Copy out the records verbatim, from the line containing "Extract all elements" through the line containing "label-description: Description bbox=[24, 464, 261, 482]", including both of those lines. Omit the pictures from your output.

Data section —

------------------------------------------------

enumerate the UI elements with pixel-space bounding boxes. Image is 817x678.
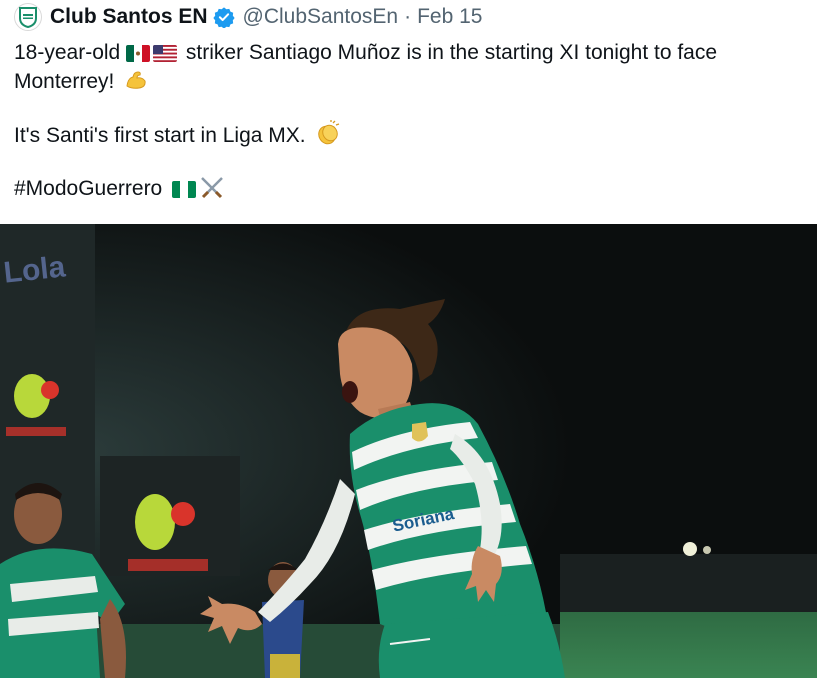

------------------------------------------------

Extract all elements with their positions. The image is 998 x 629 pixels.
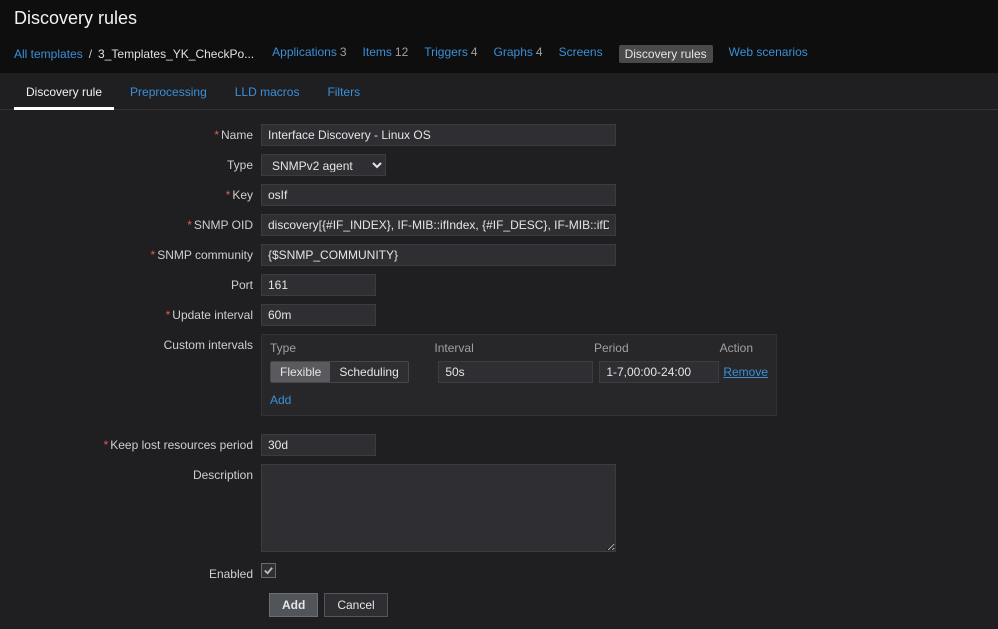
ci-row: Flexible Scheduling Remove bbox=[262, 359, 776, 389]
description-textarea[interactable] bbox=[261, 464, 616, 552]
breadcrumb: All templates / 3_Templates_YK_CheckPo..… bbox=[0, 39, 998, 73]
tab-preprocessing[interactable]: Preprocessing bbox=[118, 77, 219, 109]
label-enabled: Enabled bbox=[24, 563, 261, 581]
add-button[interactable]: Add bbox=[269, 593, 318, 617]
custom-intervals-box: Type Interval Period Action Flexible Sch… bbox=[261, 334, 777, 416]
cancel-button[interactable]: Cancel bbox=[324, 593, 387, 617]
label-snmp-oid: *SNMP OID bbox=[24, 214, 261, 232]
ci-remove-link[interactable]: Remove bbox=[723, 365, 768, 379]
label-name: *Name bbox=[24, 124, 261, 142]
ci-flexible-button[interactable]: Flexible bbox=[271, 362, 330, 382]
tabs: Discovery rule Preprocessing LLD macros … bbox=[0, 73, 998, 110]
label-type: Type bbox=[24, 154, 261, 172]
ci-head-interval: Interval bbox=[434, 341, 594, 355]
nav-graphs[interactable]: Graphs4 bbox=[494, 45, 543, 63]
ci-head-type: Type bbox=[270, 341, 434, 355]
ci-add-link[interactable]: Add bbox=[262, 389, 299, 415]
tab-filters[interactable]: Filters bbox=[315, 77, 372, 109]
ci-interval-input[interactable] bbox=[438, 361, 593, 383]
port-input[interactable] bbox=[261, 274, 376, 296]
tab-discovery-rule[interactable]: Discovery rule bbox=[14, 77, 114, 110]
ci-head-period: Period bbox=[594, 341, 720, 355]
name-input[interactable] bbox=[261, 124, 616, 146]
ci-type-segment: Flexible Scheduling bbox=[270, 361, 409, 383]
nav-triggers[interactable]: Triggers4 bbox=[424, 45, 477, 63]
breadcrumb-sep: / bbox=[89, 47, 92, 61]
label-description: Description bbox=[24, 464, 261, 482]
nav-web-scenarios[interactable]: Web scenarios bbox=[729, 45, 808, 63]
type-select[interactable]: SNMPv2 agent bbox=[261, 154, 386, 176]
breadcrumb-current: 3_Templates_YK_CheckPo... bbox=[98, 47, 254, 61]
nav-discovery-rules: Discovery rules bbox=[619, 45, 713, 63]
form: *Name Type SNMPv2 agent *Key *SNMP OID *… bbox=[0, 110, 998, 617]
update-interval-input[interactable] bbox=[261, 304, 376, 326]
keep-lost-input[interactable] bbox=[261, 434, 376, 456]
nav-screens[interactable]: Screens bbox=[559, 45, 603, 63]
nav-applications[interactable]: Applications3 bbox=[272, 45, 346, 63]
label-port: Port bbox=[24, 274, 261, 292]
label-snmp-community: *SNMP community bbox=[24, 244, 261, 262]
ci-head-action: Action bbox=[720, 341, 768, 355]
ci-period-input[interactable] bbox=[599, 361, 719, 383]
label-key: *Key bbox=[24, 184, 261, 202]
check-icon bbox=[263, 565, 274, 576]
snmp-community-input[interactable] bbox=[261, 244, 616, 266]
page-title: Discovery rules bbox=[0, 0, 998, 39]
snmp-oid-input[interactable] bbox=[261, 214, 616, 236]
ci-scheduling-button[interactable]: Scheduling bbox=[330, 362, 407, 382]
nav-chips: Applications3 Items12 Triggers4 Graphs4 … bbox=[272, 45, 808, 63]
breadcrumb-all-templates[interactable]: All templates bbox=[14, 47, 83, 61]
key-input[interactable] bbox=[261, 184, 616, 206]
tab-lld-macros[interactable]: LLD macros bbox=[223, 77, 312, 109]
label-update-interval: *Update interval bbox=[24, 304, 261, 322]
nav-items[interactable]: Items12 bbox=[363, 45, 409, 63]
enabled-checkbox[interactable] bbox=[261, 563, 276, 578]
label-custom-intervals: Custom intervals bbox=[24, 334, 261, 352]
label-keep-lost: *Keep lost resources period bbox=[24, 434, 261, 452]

------------------------------------------------

Task result —
Extract all elements with their positions. The image is 998 x 629 pixels.
ci-row: Flexible Scheduling Remove bbox=[262, 359, 776, 389]
description-textarea[interactable] bbox=[261, 464, 616, 552]
breadcrumb: All templates / 3_Templates_YK_CheckPo..… bbox=[0, 39, 998, 73]
tab-preprocessing[interactable]: Preprocessing bbox=[118, 77, 219, 109]
label-enabled: Enabled bbox=[24, 563, 261, 581]
add-button[interactable]: Add bbox=[269, 593, 318, 617]
custom-intervals-box: Type Interval Period Action Flexible Sch… bbox=[261, 334, 777, 416]
cancel-button[interactable]: Cancel bbox=[324, 593, 387, 617]
label-snmp-oid: *SNMP OID bbox=[24, 214, 261, 232]
ci-remove-link[interactable]: Remove bbox=[723, 365, 768, 379]
label-name: *Name bbox=[24, 124, 261, 142]
ci-flexible-button[interactable]: Flexible bbox=[271, 362, 330, 382]
tabs: Discovery rule Preprocessing LLD macros … bbox=[0, 73, 998, 110]
label-type: Type bbox=[24, 154, 261, 172]
ci-head-interval: Interval bbox=[434, 341, 594, 355]
nav-graphs[interactable]: Graphs4 bbox=[494, 45, 543, 63]
ci-head-type: Type bbox=[270, 341, 434, 355]
ci-add-link[interactable]: Add bbox=[262, 389, 299, 415]
tab-filters[interactable]: Filters bbox=[315, 77, 372, 109]
ci-interval-input[interactable] bbox=[438, 361, 593, 383]
port-input[interactable] bbox=[261, 274, 376, 296]
tab-discovery-rule[interactable]: Discovery rule bbox=[14, 77, 114, 110]
ci-head-period: Period bbox=[594, 341, 720, 355]
name-input[interactable] bbox=[261, 124, 616, 146]
ci-type-segment: Flexible Scheduling bbox=[270, 361, 409, 383]
nav-triggers[interactable]: Triggers4 bbox=[424, 45, 477, 63]
breadcrumb-sep: / bbox=[89, 47, 92, 61]
label-description: Description bbox=[24, 464, 261, 482]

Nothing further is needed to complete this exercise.